:: Data shown

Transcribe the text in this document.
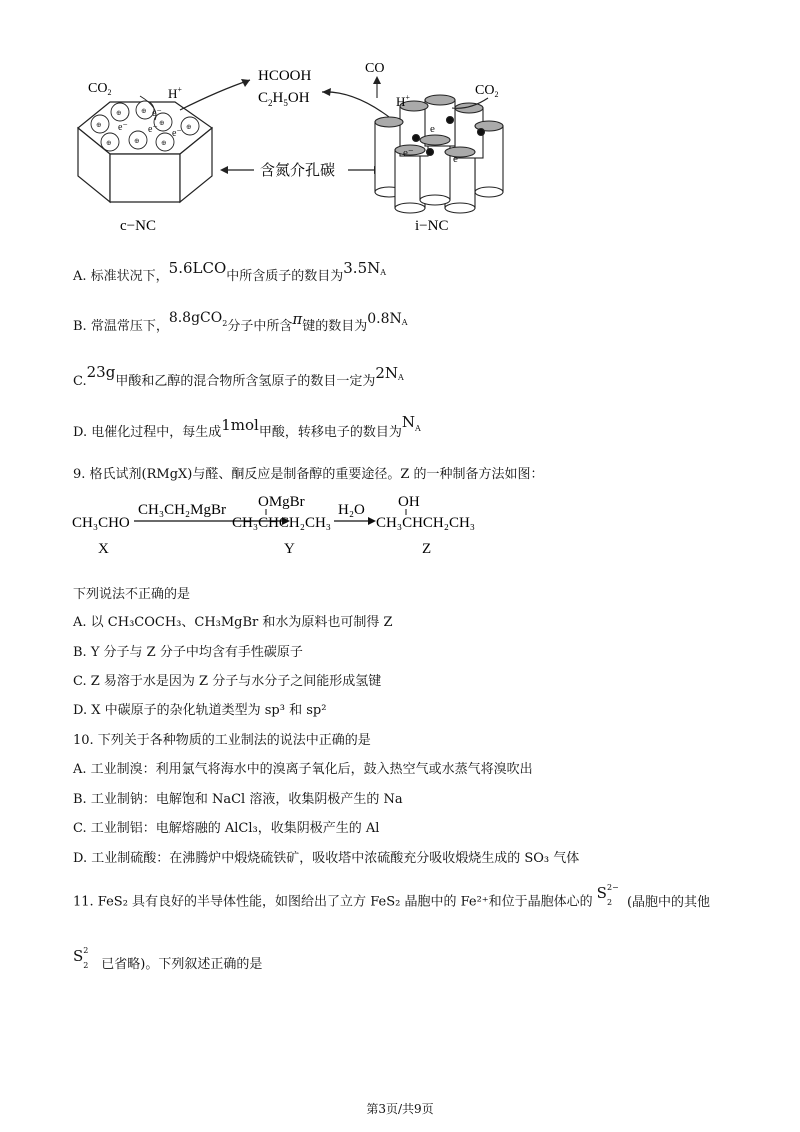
⊕
⊕	⊕
⊕	⊕
⊕	⊕	⊕
e⁻ e⁻ e⁻
e⁻
$CO_2$	H+
HCOOH
$C_2H_5OH$
含氮介孔碳
e
e⁻	e
CO
H+	$CO_2$
c−NC	i−NC
A. 标准状况下，5.6LCO中所含质子的数目为$3.5N^A$
B. 常温常压下，8.8gCO$^2$分子中所含π键的数目为$0.8N^A$
C.23g甲酸和乙醇的混合物所含氢原子的数目一定为$2N^A$
D. 电催化过程中，每生成1mol甲酸，转移电子的数目为$N^A$
9. 格氏试剂(RMgX)与醛、酮反应是制备醇的重要途径。Z 的一种制备方法如图：
CH₃CHO
CH₃CH₂MgBr OMgBr
CH₃CHCH₂CH₃
H₂O OH
CH₃CHCH₂CH₃
X	Y	Z
下列说法不正确的是
A. 以 CH₃COCH₃、CH₃MgBr 和水为原料也可制得 Z
B. Y 分子与 Z 分子中均含有手性碳原子
C. Z 易溶于水是因为 Z 分子与水分子之间能形成氢键
D. X 中碳原子的杂化轨道类型为 sp³ 和 sp²
10. 下列关于各种物质的工业制法的说法中正确的是
A. 工业制溴：利用氯气将海水中的溴离子氧化后，鼓入热空气或水蒸气将溴吹出
B. 工业制钠：电解饱和 NaCl 溶液，收集阴极产生的 Na
C. 工业制铝：电解熔融的 AlCl₃，收集阴极产生的 Al
D. 工业制硫酸：在沸腾炉中煅烧硫铁矿，吸收塔中浓硫酸充分吸收煅烧生成的 SO₃ 气体
11. FeS₂ 具有良好的半导体性能，如图给出了立方 FeS₂ 晶胞中的 Fe²⁺和位于晶胞体心的S 2−
2 (晶胞中的其他
S 2
2 已省略)。下列叙述正确的是
第3页/共9页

::::

» Objective
Your task is to reproduce all of the material exactly. The pictures stay out.

» Solved problem
Transcribe the text in this document.
⊕
⊕	⊕
⊕	⊕
⊕	⊕	⊕
e⁻ e⁻ e⁻
e⁻
$CO_2$	H+
HCOOH
$C_2H_5OH$
含氮介孔碳
e
e⁻	e
CO
H+	$CO_2$
c−NC	i−NC
A. 标准状况下，5.6LCO中所含质子的数目为$3.5N^A$
B. 常温常压下，8.8gCO$^2$分子中所含π键的数目为$0.8N^A$
C.23g甲酸和乙醇的混合物所含氢原子的数目一定为$2N^A$
D. 电催化过程中，每生成1mol甲酸，转移电子的数目为$N^A$
9. 格氏试剂(RMgX)与醛、酮反应是制备醇的重要途径。Z 的一种制备方法如图：
CH₃CHO
CH₃CH₂MgBr OMgBr
CH₃CHCH₂CH₃
H₂O OH
CH₃CHCH₂CH₃
X	Y	Z
下列说法不正确的是
A. 以 CH₃COCH₃、CH₃MgBr 和水为原料也可制得 Z
B. Y 分子与 Z 分子中均含有手性碳原子
C. Z 易溶于水是因为 Z 分子与水分子之间能形成氢键
D. X 中碳原子的杂化轨道类型为 sp³ 和 sp²
10. 下列关于各种物质的工业制法的说法中正确的是
A. 工业制溴：利用氯气将海水中的溴离子氧化后，鼓入热空气或水蒸气将溴吹出
B. 工业制钠：电解饱和 NaCl 溶液，收集阴极产生的 Na
C. 工业制铝：电解熔融的 AlCl₃，收集阴极产生的 Al
D. 工业制硫酸：在沸腾炉中煅烧硫铁矿，吸收塔中浓硫酸充分吸收煅烧生成的 SO₃ 气体
11. FeS₂ 具有良好的半导体性能，如图给出了立方 FeS₂ 晶胞中的 Fe²⁺和位于晶胞体心的S 2−
2 (晶胞中的其他
S 2
2 已省略)。下列叙述正确的是
第3页/共9页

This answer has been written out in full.